YOUR TASK: Lines containing the word "Corporation" should be extracted in full.

MATERIALS PROVIDED:
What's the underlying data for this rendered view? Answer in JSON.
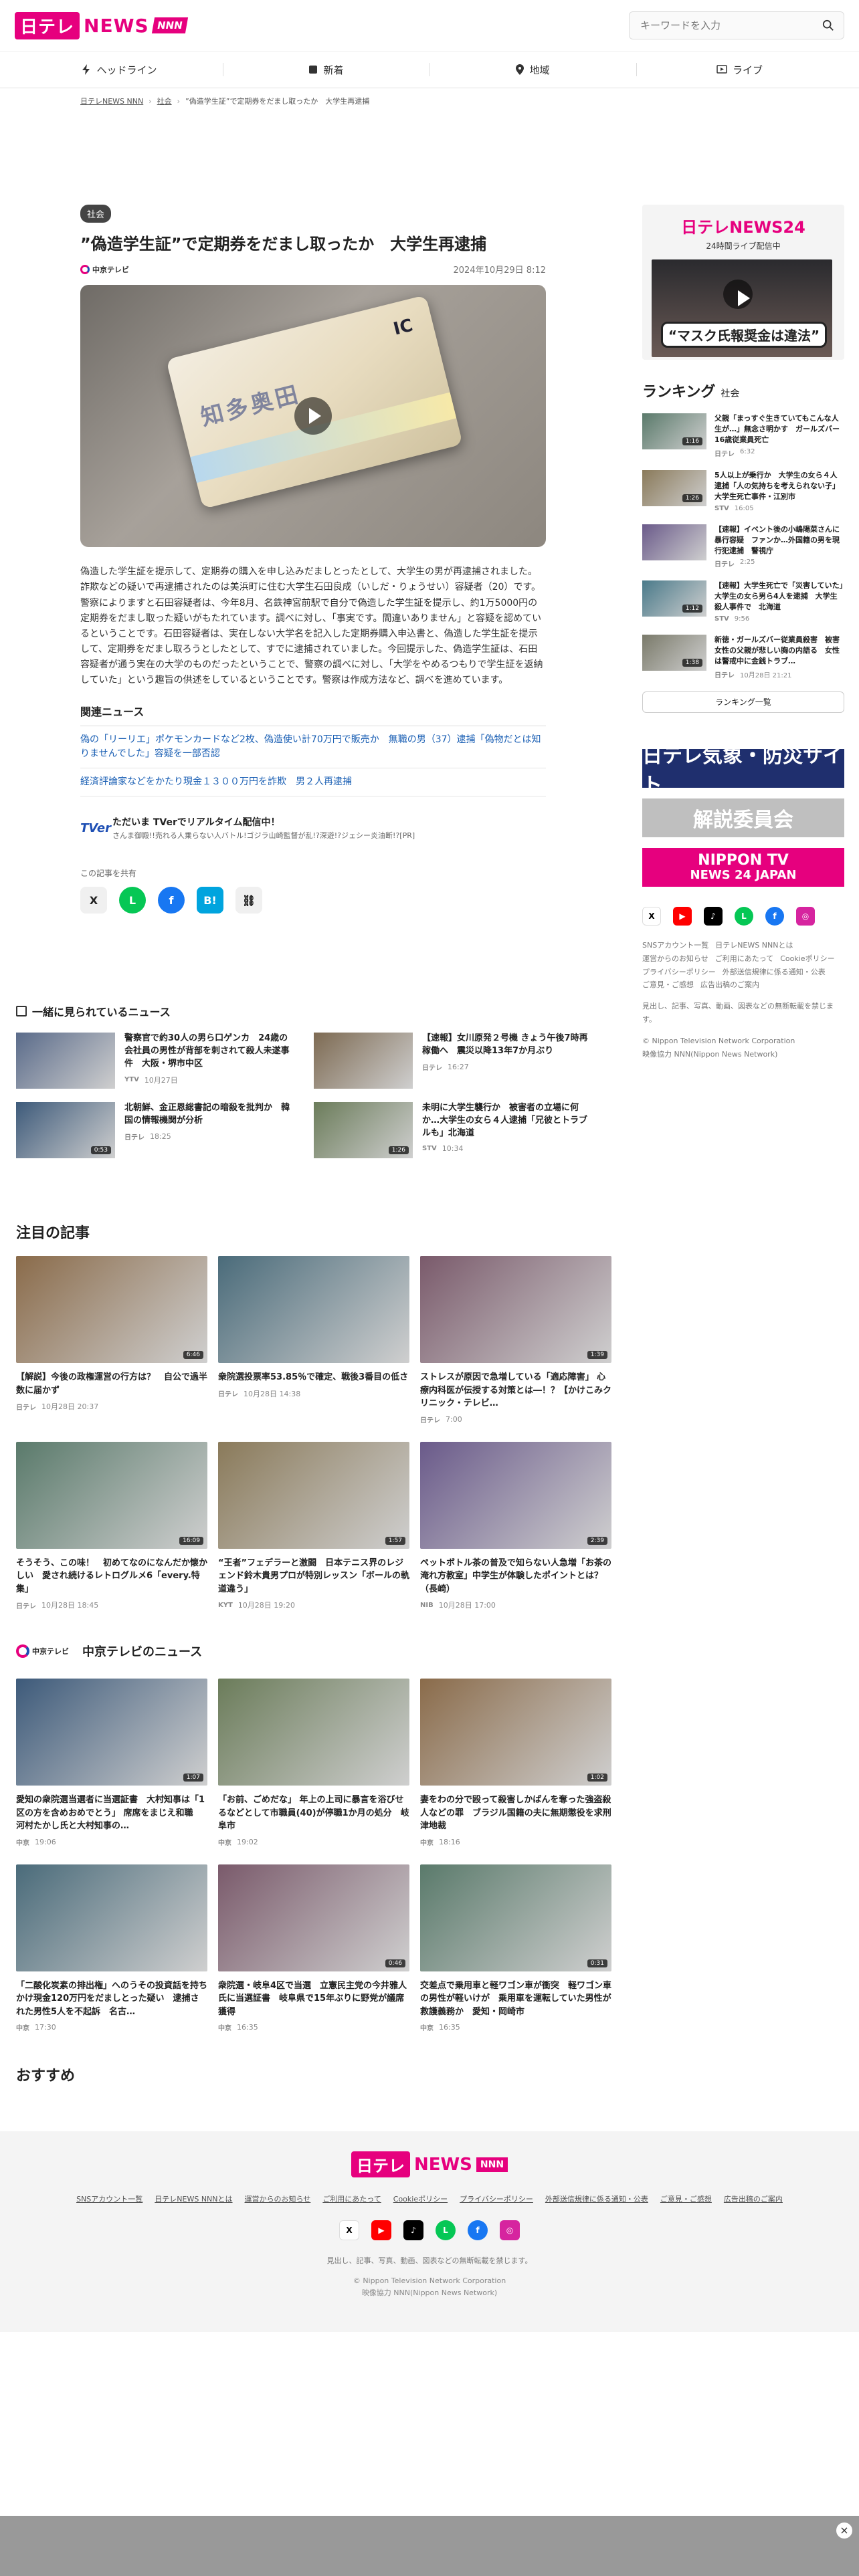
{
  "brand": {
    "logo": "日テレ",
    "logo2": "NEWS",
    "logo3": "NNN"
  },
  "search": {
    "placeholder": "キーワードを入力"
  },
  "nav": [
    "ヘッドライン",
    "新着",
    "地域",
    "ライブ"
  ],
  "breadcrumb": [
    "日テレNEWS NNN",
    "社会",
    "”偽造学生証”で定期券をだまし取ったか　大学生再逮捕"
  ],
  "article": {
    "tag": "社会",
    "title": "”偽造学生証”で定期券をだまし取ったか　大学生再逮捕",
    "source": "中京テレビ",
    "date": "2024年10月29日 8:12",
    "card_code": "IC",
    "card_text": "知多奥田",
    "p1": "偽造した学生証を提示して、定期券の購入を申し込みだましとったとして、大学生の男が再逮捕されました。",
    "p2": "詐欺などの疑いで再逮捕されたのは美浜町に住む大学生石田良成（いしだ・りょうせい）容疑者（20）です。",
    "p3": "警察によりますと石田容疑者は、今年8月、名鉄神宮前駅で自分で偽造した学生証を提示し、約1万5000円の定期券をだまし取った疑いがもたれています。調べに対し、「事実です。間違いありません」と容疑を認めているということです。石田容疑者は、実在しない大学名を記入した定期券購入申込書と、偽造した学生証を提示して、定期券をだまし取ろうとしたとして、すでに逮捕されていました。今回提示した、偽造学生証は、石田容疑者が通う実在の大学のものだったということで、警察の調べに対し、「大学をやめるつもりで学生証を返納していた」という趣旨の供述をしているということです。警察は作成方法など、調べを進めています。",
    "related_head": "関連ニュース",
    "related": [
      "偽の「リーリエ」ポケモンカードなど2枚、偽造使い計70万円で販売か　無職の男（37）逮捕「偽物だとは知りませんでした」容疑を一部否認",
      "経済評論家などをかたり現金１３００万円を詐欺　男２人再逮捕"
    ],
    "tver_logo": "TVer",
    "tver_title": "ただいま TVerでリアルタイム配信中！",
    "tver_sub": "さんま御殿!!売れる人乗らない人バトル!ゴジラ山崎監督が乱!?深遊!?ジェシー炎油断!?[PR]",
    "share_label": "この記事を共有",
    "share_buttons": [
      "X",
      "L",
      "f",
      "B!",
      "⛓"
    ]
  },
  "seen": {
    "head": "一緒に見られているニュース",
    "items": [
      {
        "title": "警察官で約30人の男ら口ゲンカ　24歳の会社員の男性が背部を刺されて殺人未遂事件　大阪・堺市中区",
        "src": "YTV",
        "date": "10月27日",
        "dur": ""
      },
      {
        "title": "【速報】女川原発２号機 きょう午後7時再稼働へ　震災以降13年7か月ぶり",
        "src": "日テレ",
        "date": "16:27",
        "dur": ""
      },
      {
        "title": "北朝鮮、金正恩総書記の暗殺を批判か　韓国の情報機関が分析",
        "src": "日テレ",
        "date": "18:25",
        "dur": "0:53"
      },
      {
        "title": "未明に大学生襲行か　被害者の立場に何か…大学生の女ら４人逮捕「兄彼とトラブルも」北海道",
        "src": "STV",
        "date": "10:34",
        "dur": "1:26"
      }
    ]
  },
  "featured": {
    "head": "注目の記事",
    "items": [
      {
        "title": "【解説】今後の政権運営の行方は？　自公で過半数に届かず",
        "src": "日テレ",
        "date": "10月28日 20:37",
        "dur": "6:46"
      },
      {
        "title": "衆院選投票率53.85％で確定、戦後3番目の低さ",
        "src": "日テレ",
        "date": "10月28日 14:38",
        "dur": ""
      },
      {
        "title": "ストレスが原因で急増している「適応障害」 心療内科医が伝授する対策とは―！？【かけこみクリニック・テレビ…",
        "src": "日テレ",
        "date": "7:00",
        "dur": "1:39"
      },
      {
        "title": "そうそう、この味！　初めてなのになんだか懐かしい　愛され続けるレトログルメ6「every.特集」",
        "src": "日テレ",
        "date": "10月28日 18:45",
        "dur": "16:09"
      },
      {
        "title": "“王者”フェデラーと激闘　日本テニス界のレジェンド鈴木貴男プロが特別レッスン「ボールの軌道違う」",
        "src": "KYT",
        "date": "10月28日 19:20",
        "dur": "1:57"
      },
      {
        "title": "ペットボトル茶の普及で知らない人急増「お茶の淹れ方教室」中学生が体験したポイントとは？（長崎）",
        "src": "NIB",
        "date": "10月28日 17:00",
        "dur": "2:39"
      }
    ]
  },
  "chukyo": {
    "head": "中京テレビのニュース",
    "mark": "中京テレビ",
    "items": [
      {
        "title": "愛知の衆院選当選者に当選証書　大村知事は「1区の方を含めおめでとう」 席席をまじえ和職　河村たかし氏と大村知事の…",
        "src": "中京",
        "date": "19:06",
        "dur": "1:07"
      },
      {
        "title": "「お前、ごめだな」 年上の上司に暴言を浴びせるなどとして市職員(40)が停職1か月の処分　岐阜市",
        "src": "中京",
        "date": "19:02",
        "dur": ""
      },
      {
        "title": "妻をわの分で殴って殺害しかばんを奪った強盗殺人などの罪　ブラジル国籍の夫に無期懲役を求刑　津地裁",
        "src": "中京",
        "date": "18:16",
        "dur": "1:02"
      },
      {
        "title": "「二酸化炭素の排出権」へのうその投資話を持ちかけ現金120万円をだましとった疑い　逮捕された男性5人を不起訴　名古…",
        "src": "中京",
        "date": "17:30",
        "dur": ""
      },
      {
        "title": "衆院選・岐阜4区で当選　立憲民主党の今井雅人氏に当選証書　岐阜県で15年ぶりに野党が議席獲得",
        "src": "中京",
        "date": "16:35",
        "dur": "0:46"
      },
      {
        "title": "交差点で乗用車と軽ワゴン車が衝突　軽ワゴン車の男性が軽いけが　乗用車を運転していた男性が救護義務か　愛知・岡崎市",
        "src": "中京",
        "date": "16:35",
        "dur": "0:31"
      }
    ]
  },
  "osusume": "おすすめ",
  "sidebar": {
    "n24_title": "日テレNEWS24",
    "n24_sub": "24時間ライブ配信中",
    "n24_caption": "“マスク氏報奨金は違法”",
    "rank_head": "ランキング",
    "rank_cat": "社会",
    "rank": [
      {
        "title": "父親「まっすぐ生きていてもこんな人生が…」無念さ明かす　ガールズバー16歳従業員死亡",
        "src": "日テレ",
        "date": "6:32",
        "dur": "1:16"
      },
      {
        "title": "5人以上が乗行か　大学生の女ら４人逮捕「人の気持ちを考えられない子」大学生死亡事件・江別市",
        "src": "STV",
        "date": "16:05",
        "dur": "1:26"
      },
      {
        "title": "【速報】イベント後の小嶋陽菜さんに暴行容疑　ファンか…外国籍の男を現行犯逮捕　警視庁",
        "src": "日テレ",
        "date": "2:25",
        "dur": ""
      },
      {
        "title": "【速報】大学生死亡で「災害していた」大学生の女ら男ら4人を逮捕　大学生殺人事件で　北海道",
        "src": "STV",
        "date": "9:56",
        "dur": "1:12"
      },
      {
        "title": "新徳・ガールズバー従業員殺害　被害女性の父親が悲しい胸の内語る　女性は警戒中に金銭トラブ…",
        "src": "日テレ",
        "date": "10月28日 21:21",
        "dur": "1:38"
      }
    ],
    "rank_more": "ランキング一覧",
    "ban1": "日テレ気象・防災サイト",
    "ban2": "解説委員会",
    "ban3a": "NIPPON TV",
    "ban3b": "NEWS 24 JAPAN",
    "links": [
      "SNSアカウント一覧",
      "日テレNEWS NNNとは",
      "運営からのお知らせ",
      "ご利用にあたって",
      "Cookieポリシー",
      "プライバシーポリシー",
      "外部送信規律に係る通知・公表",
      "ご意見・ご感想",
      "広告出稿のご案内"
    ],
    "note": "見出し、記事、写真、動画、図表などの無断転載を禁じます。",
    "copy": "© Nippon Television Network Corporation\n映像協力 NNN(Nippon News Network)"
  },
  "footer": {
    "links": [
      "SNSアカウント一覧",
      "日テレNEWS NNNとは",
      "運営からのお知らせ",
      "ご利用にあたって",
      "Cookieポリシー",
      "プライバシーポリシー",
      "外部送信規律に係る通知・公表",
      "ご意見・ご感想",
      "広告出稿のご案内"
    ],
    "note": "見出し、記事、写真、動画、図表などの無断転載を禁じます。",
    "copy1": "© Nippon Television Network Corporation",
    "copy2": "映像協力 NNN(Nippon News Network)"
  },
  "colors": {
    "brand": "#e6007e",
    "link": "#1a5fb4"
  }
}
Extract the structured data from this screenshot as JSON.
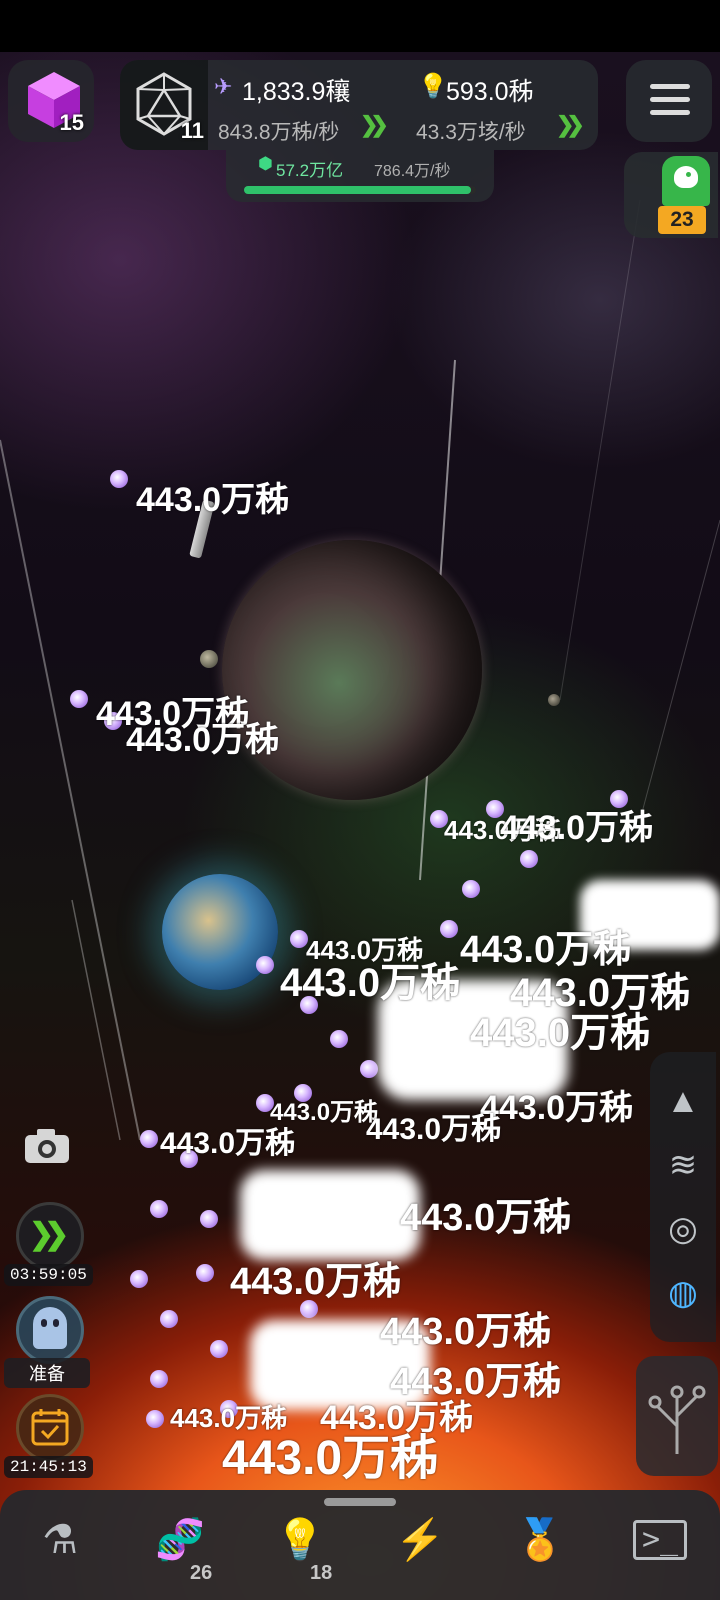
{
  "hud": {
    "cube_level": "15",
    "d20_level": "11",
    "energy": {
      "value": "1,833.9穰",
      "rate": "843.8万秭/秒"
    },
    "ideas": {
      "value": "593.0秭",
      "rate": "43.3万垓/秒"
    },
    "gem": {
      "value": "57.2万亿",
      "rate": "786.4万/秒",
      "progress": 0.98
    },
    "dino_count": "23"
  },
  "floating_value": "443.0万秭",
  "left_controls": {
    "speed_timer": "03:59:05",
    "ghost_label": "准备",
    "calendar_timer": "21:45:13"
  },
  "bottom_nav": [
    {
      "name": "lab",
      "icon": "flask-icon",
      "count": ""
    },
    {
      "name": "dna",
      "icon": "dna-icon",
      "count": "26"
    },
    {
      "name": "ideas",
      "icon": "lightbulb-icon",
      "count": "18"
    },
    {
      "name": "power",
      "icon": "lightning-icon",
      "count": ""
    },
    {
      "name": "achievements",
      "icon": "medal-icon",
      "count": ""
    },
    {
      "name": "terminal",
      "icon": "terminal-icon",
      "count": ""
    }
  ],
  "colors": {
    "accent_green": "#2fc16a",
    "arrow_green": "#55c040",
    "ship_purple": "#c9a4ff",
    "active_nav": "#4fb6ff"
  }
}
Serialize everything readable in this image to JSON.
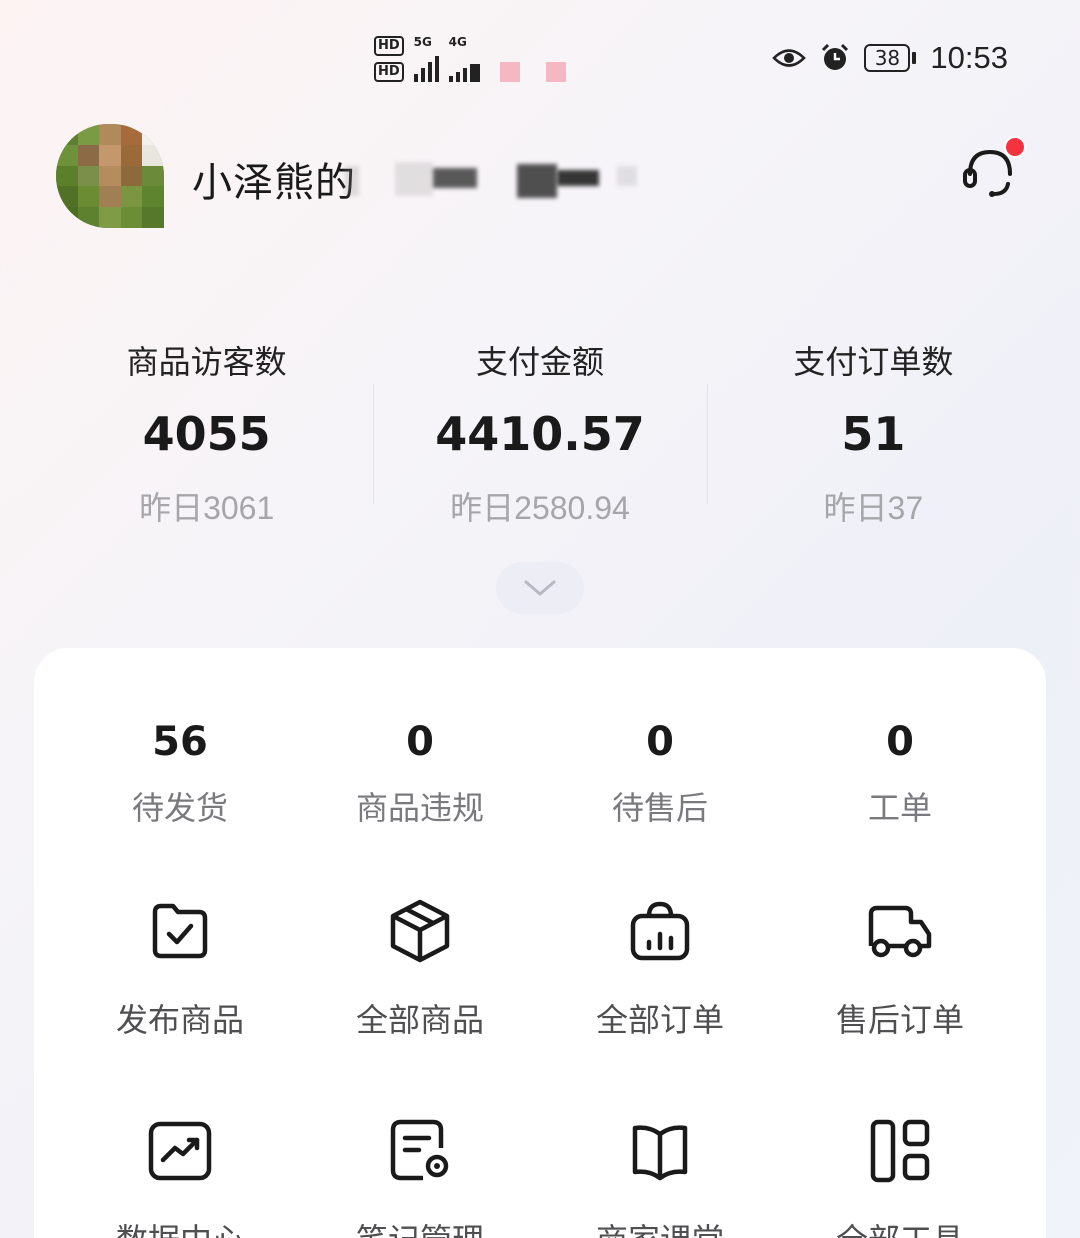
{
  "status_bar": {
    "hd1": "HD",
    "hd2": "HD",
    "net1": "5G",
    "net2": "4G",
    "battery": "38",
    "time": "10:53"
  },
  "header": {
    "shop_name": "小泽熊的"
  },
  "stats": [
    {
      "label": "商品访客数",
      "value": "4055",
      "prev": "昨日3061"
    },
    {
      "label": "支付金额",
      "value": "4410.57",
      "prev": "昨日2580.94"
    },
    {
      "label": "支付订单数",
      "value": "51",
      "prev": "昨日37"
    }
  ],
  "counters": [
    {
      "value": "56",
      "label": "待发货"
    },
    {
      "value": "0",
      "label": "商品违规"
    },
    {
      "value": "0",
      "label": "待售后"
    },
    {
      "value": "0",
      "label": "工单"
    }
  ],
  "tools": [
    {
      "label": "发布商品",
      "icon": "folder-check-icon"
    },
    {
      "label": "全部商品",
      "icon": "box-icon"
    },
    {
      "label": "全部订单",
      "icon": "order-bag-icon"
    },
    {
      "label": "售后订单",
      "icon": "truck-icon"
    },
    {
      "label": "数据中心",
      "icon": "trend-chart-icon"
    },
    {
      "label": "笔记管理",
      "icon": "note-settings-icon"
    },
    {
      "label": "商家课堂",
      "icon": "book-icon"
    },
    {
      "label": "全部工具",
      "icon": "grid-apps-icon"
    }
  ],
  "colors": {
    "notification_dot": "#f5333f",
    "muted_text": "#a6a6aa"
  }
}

TASK SOLUTION:
    "copy": "© Nippon Television Network Corporation\n映像協力 NNN(Nippon News Network)"
    "copy1": "© Nippon Television Network Corporation",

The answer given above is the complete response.